* BEGIN PROVIDED DATA *

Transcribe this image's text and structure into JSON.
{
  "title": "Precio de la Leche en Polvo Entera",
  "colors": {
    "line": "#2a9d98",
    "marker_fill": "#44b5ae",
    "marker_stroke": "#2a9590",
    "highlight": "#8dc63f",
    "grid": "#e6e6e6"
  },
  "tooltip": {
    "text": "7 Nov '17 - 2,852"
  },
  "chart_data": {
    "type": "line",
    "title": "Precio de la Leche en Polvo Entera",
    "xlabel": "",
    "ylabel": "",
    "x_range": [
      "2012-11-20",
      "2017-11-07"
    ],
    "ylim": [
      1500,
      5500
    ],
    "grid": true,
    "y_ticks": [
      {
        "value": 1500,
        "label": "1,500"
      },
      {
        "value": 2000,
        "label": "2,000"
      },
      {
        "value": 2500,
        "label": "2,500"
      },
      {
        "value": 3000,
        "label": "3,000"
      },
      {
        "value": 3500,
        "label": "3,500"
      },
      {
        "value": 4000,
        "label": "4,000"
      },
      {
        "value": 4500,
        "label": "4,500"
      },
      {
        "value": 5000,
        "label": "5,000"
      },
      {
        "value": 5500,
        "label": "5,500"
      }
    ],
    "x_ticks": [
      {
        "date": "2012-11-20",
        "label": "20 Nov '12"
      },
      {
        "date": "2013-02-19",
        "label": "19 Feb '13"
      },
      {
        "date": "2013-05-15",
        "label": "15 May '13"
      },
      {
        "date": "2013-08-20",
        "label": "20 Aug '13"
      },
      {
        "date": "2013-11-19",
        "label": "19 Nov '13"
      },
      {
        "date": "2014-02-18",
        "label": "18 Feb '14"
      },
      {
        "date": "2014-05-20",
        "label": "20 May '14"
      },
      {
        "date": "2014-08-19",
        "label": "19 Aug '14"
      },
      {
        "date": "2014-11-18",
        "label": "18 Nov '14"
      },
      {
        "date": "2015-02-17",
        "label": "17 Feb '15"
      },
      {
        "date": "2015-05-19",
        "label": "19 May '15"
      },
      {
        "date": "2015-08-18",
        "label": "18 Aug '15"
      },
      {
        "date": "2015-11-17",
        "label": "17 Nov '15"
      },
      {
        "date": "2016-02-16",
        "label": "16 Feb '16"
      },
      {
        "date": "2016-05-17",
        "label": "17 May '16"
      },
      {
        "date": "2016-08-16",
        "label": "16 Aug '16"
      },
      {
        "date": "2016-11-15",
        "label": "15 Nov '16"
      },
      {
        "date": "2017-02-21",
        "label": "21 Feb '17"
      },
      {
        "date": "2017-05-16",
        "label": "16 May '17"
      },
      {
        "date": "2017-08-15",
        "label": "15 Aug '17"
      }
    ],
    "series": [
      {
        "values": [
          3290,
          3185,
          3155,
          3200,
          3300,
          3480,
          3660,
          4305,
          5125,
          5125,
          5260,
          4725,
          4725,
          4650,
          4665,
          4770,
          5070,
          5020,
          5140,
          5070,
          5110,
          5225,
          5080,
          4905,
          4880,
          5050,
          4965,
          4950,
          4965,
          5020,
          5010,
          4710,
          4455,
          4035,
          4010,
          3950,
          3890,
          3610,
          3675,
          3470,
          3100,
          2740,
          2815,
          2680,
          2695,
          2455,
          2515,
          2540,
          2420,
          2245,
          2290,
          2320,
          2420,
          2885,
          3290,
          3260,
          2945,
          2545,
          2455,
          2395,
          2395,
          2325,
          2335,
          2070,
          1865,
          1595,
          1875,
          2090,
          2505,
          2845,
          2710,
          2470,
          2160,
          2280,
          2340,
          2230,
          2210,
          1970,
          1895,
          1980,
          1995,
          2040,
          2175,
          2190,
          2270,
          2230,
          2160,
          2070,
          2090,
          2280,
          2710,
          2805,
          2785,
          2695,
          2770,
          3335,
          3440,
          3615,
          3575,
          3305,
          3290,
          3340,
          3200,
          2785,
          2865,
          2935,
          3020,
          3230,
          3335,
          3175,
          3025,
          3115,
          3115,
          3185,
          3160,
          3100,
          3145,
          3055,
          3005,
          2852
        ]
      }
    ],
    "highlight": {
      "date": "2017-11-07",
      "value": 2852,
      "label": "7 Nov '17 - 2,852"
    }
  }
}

* END PROVIDED DATA *

WHAT THE TASK REQUIRES — Would you give the material above again, complete and exact?

RESPONSE FOR THIS EXERCISE —
Transcribe this image's text and structure into JSON.
{
  "title": "Precio de la Leche en Polvo Entera",
  "colors": {
    "line": "#2a9d98",
    "marker_fill": "#44b5ae",
    "marker_stroke": "#2a9590",
    "highlight": "#8dc63f",
    "grid": "#e6e6e6"
  },
  "tooltip": {
    "text": "7 Nov '17 - 2,852"
  },
  "chart_data": {
    "type": "line",
    "title": "Precio de la Leche en Polvo Entera",
    "xlabel": "",
    "ylabel": "",
    "x_range": [
      "2012-11-20",
      "2017-11-07"
    ],
    "ylim": [
      1500,
      5500
    ],
    "grid": true,
    "y_ticks": [
      {
        "value": 1500,
        "label": "1,500"
      },
      {
        "value": 2000,
        "label": "2,000"
      },
      {
        "value": 2500,
        "label": "2,500"
      },
      {
        "value": 3000,
        "label": "3,000"
      },
      {
        "value": 3500,
        "label": "3,500"
      },
      {
        "value": 4000,
        "label": "4,000"
      },
      {
        "value": 4500,
        "label": "4,500"
      },
      {
        "value": 5000,
        "label": "5,000"
      },
      {
        "value": 5500,
        "label": "5,500"
      }
    ],
    "x_ticks": [
      {
        "date": "2012-11-20",
        "label": "20 Nov '12"
      },
      {
        "date": "2013-02-19",
        "label": "19 Feb '13"
      },
      {
        "date": "2013-05-15",
        "label": "15 May '13"
      },
      {
        "date": "2013-08-20",
        "label": "20 Aug '13"
      },
      {
        "date": "2013-11-19",
        "label": "19 Nov '13"
      },
      {
        "date": "2014-02-18",
        "label": "18 Feb '14"
      },
      {
        "date": "2014-05-20",
        "label": "20 May '14"
      },
      {
        "date": "2014-08-19",
        "label": "19 Aug '14"
      },
      {
        "date": "2014-11-18",
        "label": "18 Nov '14"
      },
      {
        "date": "2015-02-17",
        "label": "17 Feb '15"
      },
      {
        "date": "2015-05-19",
        "label": "19 May '15"
      },
      {
        "date": "2015-08-18",
        "label": "18 Aug '15"
      },
      {
        "date": "2015-11-17",
        "label": "17 Nov '15"
      },
      {
        "date": "2016-02-16",
        "label": "16 Feb '16"
      },
      {
        "date": "2016-05-17",
        "label": "17 May '16"
      },
      {
        "date": "2016-08-16",
        "label": "16 Aug '16"
      },
      {
        "date": "2016-11-15",
        "label": "15 Nov '16"
      },
      {
        "date": "2017-02-21",
        "label": "21 Feb '17"
      },
      {
        "date": "2017-05-16",
        "label": "16 May '17"
      },
      {
        "date": "2017-08-15",
        "label": "15 Aug '17"
      }
    ],
    "series": [
      {
        "values": [
          3290,
          3185,
          3155,
          3200,
          3300,
          3480,
          3660,
          4305,
          5125,
          5125,
          5260,
          4725,
          4725,
          4650,
          4665,
          4770,
          5070,
          5020,
          5140,
          5070,
          5110,
          5225,
          5080,
          4905,
          4880,
          5050,
          4965,
          4950,
          4965,
          5020,
          5010,
          4710,
          4455,
          4035,
          4010,
          3950,
          3890,
          3610,
          3675,
          3470,
          3100,
          2740,
          2815,
          2680,
          2695,
          2455,
          2515,
          2540,
          2420,
          2245,
          2290,
          2320,
          2420,
          2885,
          3290,
          3260,
          2945,
          2545,
          2455,
          2395,
          2395,
          2325,
          2335,
          2070,
          1865,
          1595,
          1875,
          2090,
          2505,
          2845,
          2710,
          2470,
          2160,
          2280,
          2340,
          2230,
          2210,
          1970,
          1895,
          1980,
          1995,
          2040,
          2175,
          2190,
          2270,
          2230,
          2160,
          2070,
          2090,
          2280,
          2710,
          2805,
          2785,
          2695,
          2770,
          3335,
          3440,
          3615,
          3575,
          3305,
          3290,
          3340,
          3200,
          2785,
          2865,
          2935,
          3020,
          3230,
          3335,
          3175,
          3025,
          3115,
          3115,
          3185,
          3160,
          3100,
          3145,
          3055,
          3005,
          2852
        ]
      }
    ],
    "highlight": {
      "date": "2017-11-07",
      "value": 2852,
      "label": "7 Nov '17 - 2,852"
    }
  }
}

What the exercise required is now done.